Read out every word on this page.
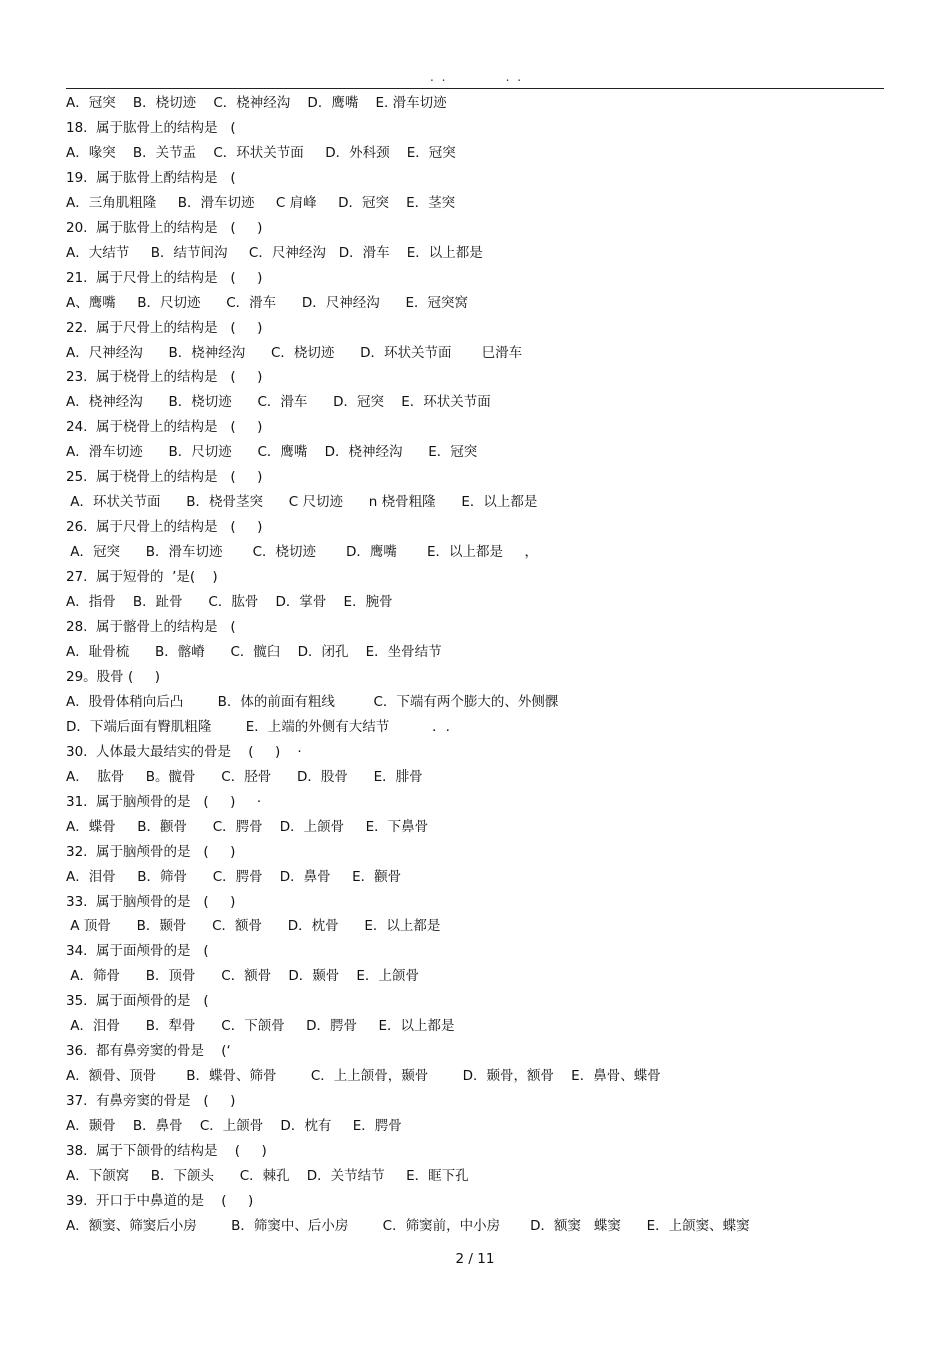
. .          . .
A．冠突    B．桡切迹    C．桡神经沟    D．鹰嘴    E. 滑车切迹
18.  属于肱骨上的结构是   (
A．喙突    B．关节盂    C．环状关节面     D．外科颈    E．冠突
19.  属于肱骨上酌结构是   (
A．三角肌粗隆     B．滑车切迹     C 肩峰     D．冠突    E．茎突
20.  属于肱骨上的结构是   (     )
A．大结节     B．结节间沟     C．尺神经沟   D．滑车    E．以上都是
21.  属于尺骨上的结构是   (     )
A、鹰嘴     B．尺切迹      C．滑车      D．尺神经沟      E．冠突窝
22.  属于尺骨上的结构是   (     )
A．尺神经沟      B．桡神经沟      C．桡切迹      D．环状关节面       巳滑车
23.  属于桡骨上的结构是   (     )
A．桡神经沟      B．桡切迹      C．滑车      D．冠突    E．环状关节面
24.  属于桡骨上的结构是   (     )
A．滑车切迹      B．尺切迹      C．鹰嘴    D．桡神经沟      E．冠突
25.  属于桡骨上的结构是   (     )
A．环状关节面      B．桡骨茎突      C 尺切迹      n 桡骨粗隆      E．以上都是
26.  属于尺骨上的结构是   (     )
A．冠突      B．滑车切迹       C．桡切迹       D．鹰嘴       E．以上都是     ，
27.  属于短骨的  ’是(    )
A．指骨    B．趾骨      C．肱骨    D．掌骨    E．腕骨
28.  属于髂骨上的结构是   (
A．耻骨梳      B．髂嵴      C．髋臼    D．闭孔    E．坐骨结节
29。股骨 (     )
A．股骨体稍向后凸        B．体的前面有粗线         C．下端有两个膨大的、外侧髁
D．下端后面有臀肌粗隆        E．上端的外侧有大结节          ．.
30.  人体最大最结实的骨是    (     )    ·
A．  肱骨     B。髋骨      C．胫骨      D．股骨      E．腓骨
31.  属于脑颅骨的是   (     )     ·
A．蝶骨     B．颧骨      C．腭骨    D．上颌骨     E．下鼻骨
32.  属于脑颅骨的是   (     )
A．泪骨     B．筛骨      C．腭骨    D．鼻骨     E．颧骨
33.  属于脑颅骨的是   (     )
A 顶骨      B．颞骨      C．额骨      D．枕骨      E．以上都是
34.  属于面颅骨的是   (
A．筛骨      B．顶骨      C．额骨    D．颞骨    E．上颌骨
35.  属于面颅骨的是   (
A．泪骨      B．犁骨      C．下颌骨     D．腭骨     E．以上都是
36.  都有鼻旁窦的骨是    (‘
A．额骨、顶骨       B．蝶骨、筛骨        C．上上颌骨，颞骨        D．颞骨，额骨    E．鼻骨、蝶骨
37.  有鼻旁窦的骨是   (     )
A．颞骨    B．鼻骨    C．上颌骨    D．枕有     E．腭骨
38.  属于下颌骨的结构是    (     )
A．下颌窝     B．下颌头      C．棘孔    D．关节结节     E．眶下孔
39.  开口于中鼻道的是    (     )
A．额窦、筛窦后小房        B．筛窦中、后小房        C．筛窦前，中小房       D．额窦   蝶窦      E．上颌窦、蝶窦
2 / 11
************
Required task: From the records above, copy every line that holds the word "桡神经沟".

Solution to this task:
A．冠突    B．桡切迹    C．桡神经沟    D．鹰嘴    E. 滑车切迹
A．尺神经沟      B．桡神经沟      C．桡切迹      D．环状关节面       巳滑车
A．桡神经沟      B．桡切迹      C．滑车      D．冠突    E．环状关节面
A．滑车切迹      B．尺切迹      C．鹰嘴    D．桡神经沟      E．冠突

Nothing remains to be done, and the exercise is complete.